— List of tasks —
• a. Please list every fraction or percentage that appears in the childhood obesity article, with a few words on what each one describes.
• b. Shorten the paragraph of the childhood obesity article that opens "More than one speaker" and keep its main facts.
• c. Write the next part of the childhood obesity article, picking up after its final sentence.

— Text segment —
━━━

The EDUcatering Forum highlighted how, with a few simple tricks and tweaks, pupils can be encouraged to make healthier choices. Is this the answer to preventing childhood obesity?
Morag Wilson reports
We all know that childhood obesity is a huge issue. And we’ve all been to events where everyone has spent the day lamenting the fact, citing figures that a fifth of children start school overweight or obese and a third leave primary school in this condition. And there is never any practical outcomes of these events.
What’s more, the government’s Childhood Obesity Plan Chapter 2 pays only the minor lip service to schools and their possible impact to stop childhood obesity. Surely, they have a role to play and it’s not all down to marketing and reformulation?
More than one speaker at the EDUcatering Forum mentioned that schools are responsible for just 20% of food consumed by children in a year. While that’s not much, it is a significant amount. And what’s more, that statistic ignores the fact that schools could be a place where children are educated about healthy eating which will equip them with the knowledge they need to make healthier choices when eating on the other 80% of occasions.

━━━

— Data lines —

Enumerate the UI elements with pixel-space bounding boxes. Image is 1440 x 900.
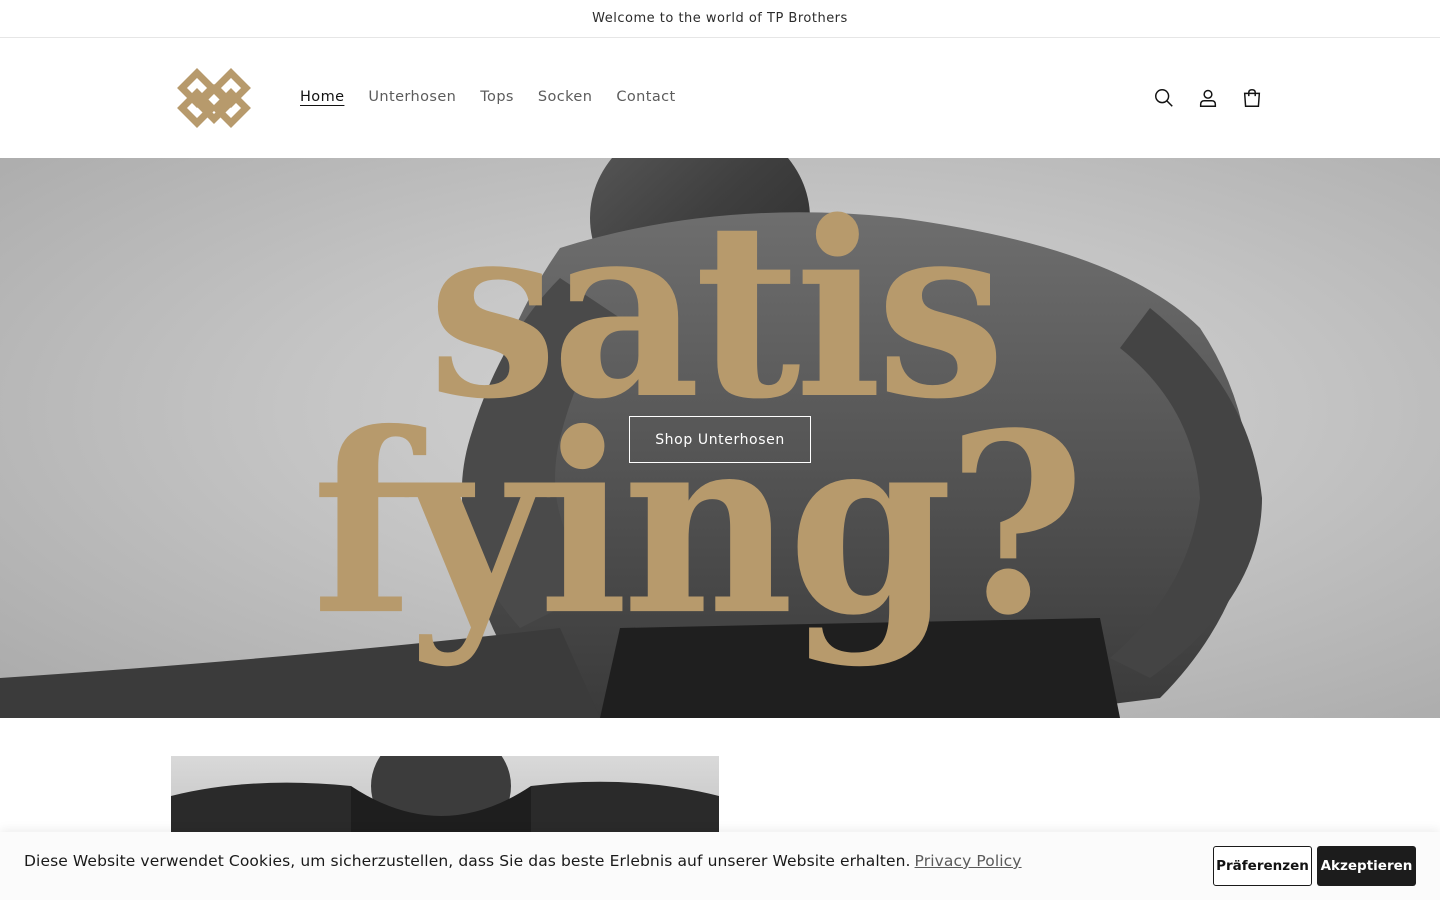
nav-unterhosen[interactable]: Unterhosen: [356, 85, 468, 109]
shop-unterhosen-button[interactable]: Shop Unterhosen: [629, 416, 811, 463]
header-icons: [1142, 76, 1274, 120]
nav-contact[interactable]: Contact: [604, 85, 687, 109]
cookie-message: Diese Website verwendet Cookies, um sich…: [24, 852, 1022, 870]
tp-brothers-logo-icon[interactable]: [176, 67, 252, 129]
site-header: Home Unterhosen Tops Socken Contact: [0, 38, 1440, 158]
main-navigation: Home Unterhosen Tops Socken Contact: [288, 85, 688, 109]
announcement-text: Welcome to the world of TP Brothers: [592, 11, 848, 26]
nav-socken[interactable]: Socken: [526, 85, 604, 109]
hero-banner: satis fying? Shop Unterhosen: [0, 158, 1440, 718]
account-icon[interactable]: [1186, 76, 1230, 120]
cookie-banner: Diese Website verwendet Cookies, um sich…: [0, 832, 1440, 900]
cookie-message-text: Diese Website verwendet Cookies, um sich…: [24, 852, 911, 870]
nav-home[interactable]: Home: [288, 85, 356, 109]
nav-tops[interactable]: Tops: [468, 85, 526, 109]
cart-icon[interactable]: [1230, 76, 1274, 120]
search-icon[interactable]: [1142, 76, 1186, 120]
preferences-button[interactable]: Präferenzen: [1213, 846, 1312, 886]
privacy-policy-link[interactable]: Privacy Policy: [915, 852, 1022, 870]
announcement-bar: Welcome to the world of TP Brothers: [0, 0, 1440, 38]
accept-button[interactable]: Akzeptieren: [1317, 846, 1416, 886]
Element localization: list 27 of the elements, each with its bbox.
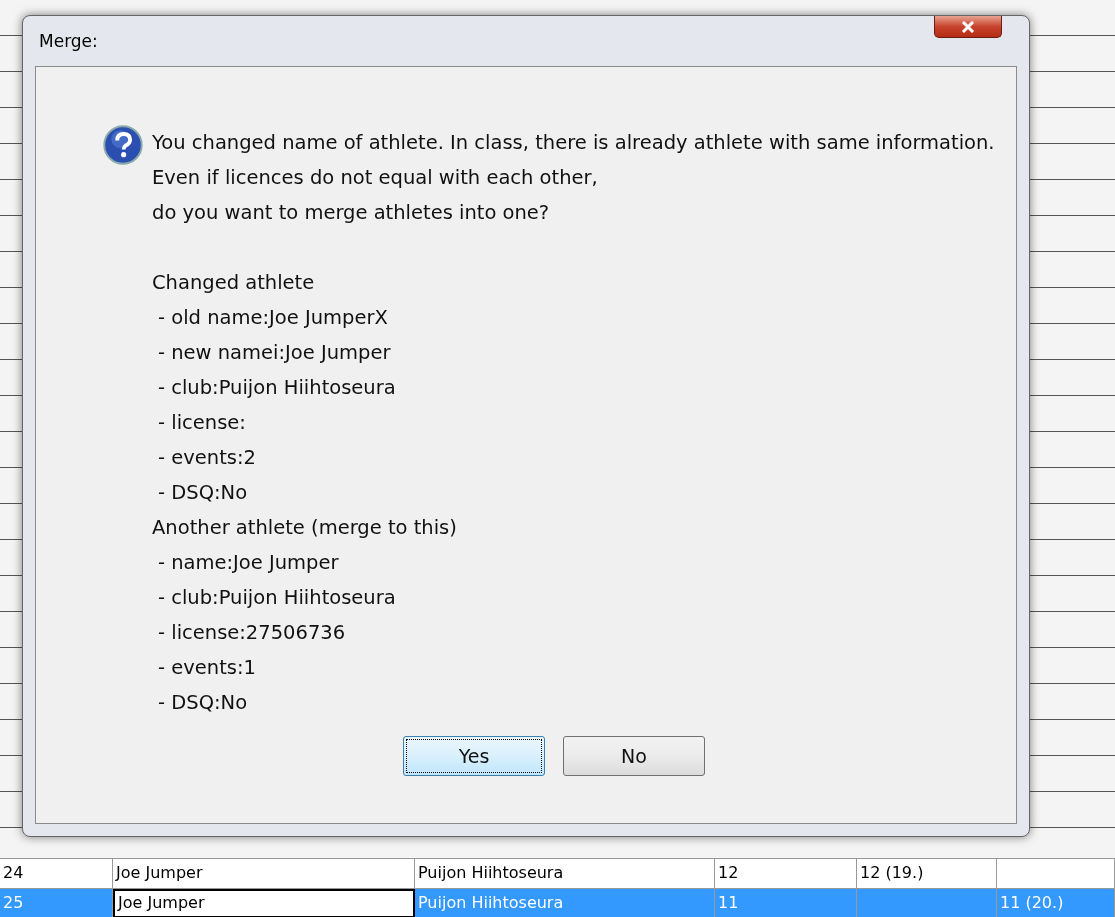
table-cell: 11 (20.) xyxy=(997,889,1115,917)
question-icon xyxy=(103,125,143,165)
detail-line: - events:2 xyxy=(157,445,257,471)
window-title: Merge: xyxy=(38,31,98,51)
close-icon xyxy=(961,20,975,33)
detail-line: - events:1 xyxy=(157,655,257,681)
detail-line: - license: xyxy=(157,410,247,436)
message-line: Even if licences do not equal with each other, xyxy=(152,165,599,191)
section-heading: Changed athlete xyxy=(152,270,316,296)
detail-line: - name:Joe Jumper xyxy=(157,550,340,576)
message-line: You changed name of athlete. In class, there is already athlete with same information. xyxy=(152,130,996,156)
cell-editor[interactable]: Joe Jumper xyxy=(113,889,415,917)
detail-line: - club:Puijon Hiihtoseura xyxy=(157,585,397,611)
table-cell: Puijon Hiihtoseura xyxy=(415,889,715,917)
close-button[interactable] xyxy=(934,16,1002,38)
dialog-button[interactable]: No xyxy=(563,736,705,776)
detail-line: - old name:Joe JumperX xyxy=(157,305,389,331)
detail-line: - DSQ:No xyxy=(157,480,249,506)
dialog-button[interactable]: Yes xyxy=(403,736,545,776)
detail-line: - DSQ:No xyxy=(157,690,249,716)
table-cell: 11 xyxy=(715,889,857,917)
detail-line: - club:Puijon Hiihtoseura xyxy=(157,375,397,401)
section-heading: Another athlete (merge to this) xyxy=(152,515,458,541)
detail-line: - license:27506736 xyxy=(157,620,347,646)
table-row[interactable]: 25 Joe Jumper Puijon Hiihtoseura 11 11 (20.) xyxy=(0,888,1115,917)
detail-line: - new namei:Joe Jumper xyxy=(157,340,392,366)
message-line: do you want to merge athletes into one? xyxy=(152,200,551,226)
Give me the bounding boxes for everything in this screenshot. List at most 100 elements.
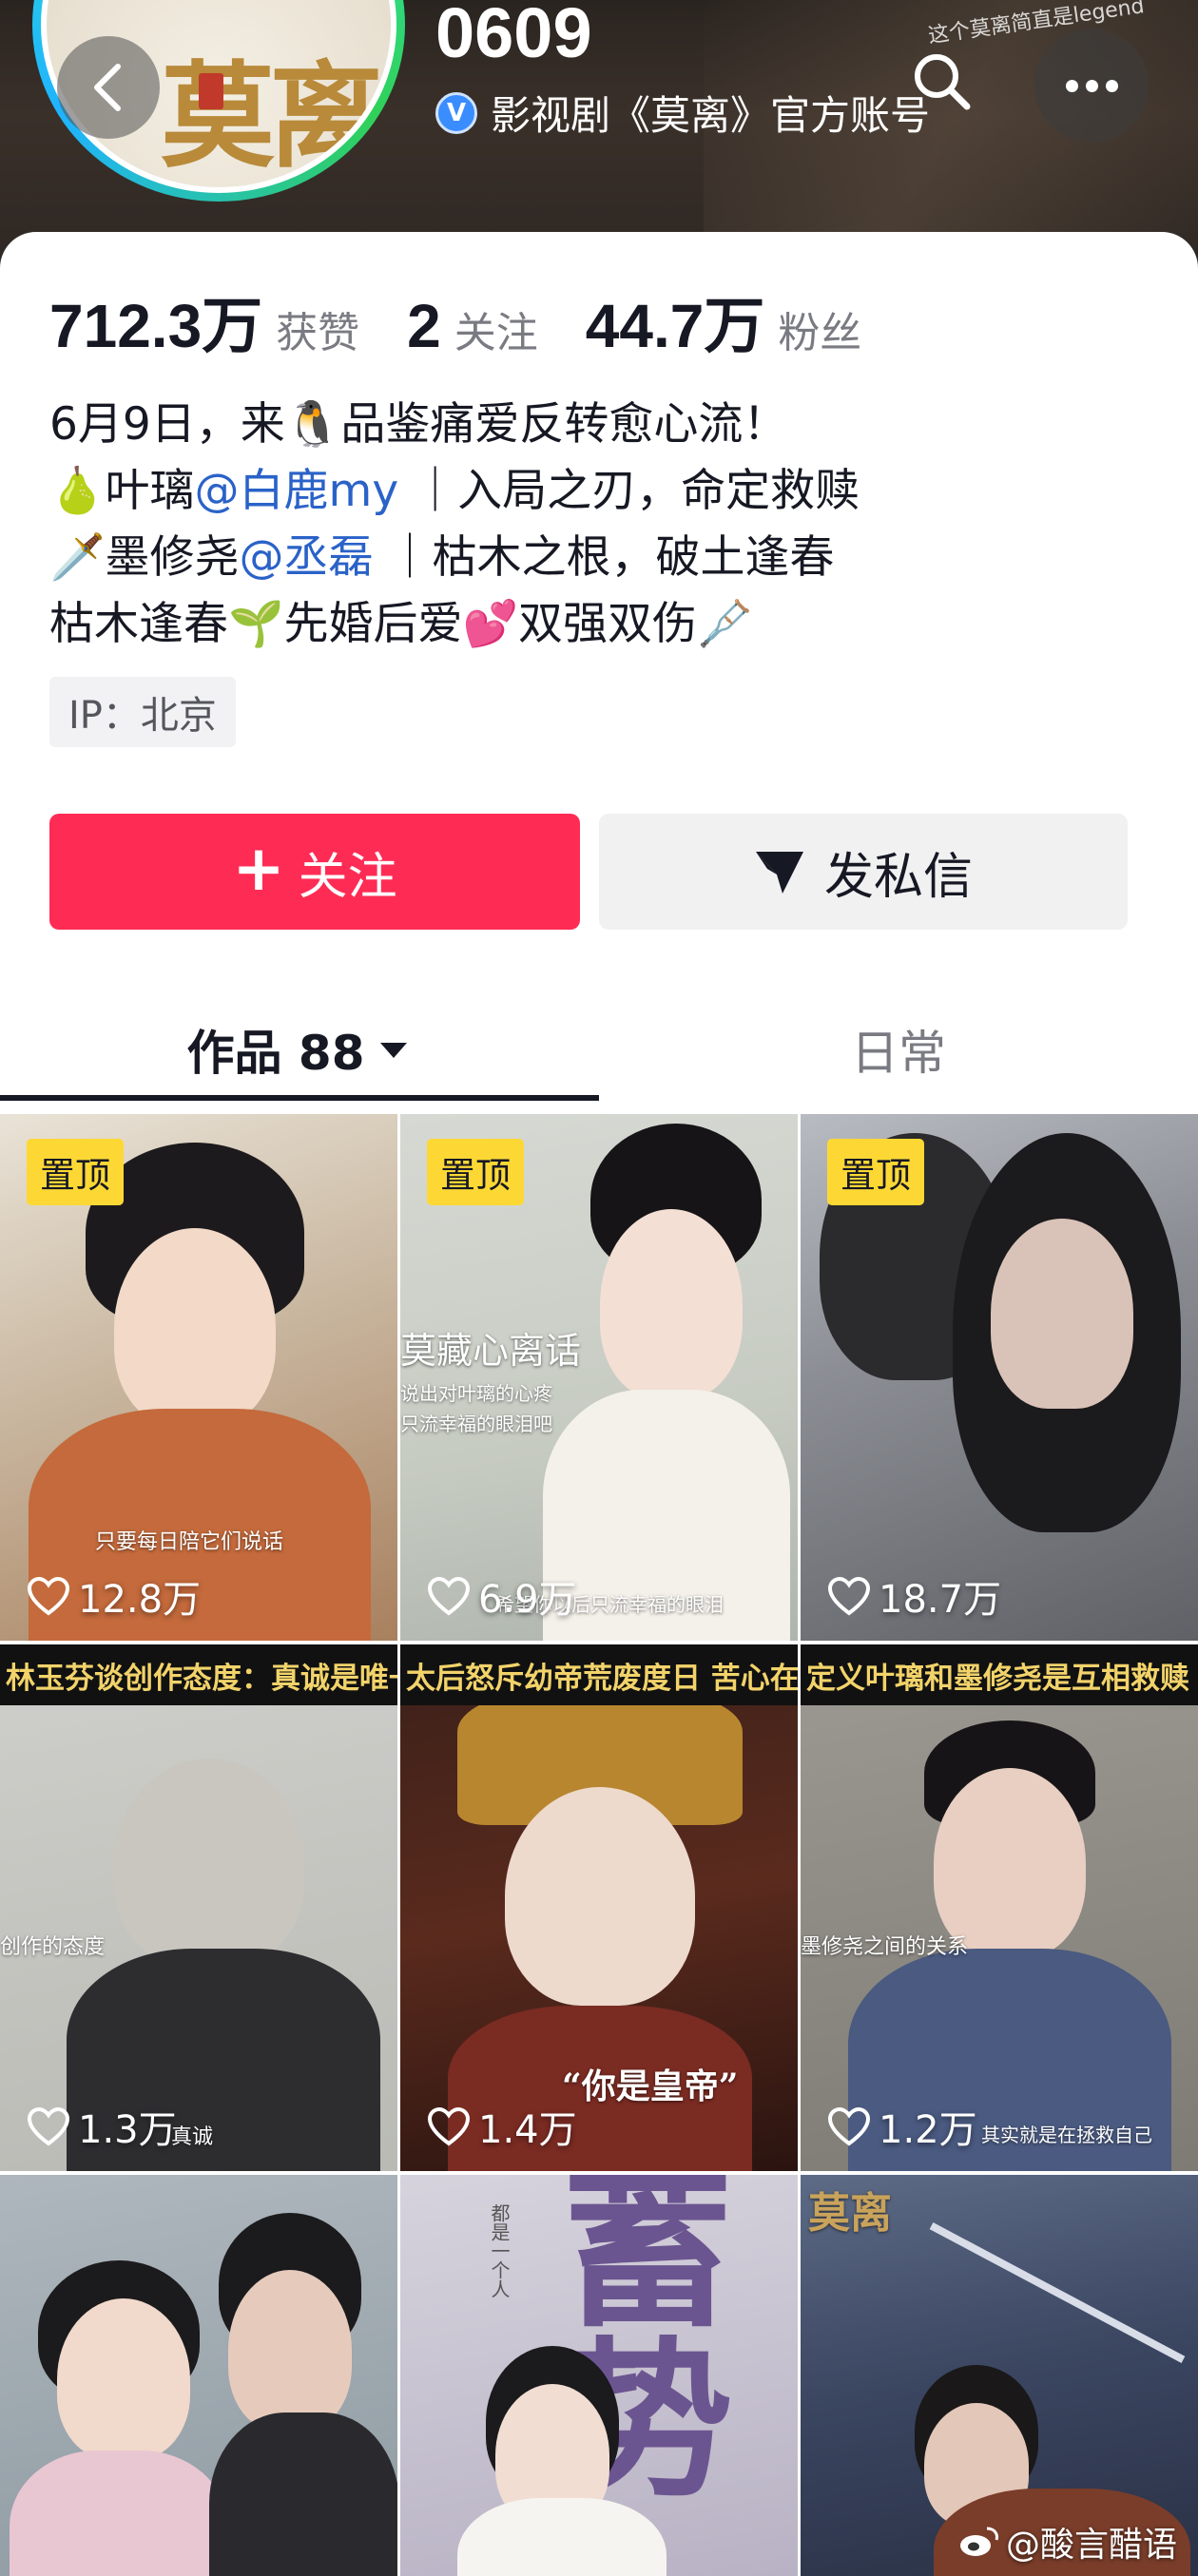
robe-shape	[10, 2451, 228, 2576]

━━━

— Expected outputs —
• a.
- A fifth: children who start school overweight or obese
- A third: children who leave primary school overweight or obese
- 20%: the share of the food children consume in a year that schools are responsible for
- 80%: the other eating occasions outside school

• b. Several EDUcatering Forum speakers said schools account for only 20% of the food children eat in a year, which is still a significant amount. Schools could also teach children about healthy eating, which would help them make healthier choices on the other 80% of occasions.

• c.
However, education takes time. Convincing children that greens are good for you takes time. And while we’re doing that, could we also be persuading children to eat more healthily, even without them knowing, nudging them towards the right choice?
This was the focus of the EDUcatering Forum, which took place at Haberdashers’ Hall on 28th November. Taking the title, The Power of Positive Psychology: reshaping children’s bad food habits’, the day’s speakers shared their experiences and expertise in creative a positive food culture for children and looked at how ‘nudge behaviour’ could make small but effective change for good.
But what really is nudge psychology? To explain the concept, our first speaker of the day was Dr Jeremy Leach, who also happens to be the son-in-law of our very own back page columnist Pat Fellows. So among the odd mother-in-law joke, Leach delivered a lesson 101 in behavioural science. How we think and act is not always logical, he said, and it’s why we prioritise today and not tomorrow.
Nudge, said Leach, has been used for many years by government and local authorities to alter people’s behaviour in a predictable way without actually banning anything.
Behaviour insights are at their most effective when they are easy for people to do (set a default to an option you want people to take, such as having to opt out of organ donation, for instance); when they are attractive and catch people’s attention or are personalised to you; when they are social (if we’re watched we behave better and we’ll also follow a crowd); and if they are timely (interventions are more effective before a habit forms).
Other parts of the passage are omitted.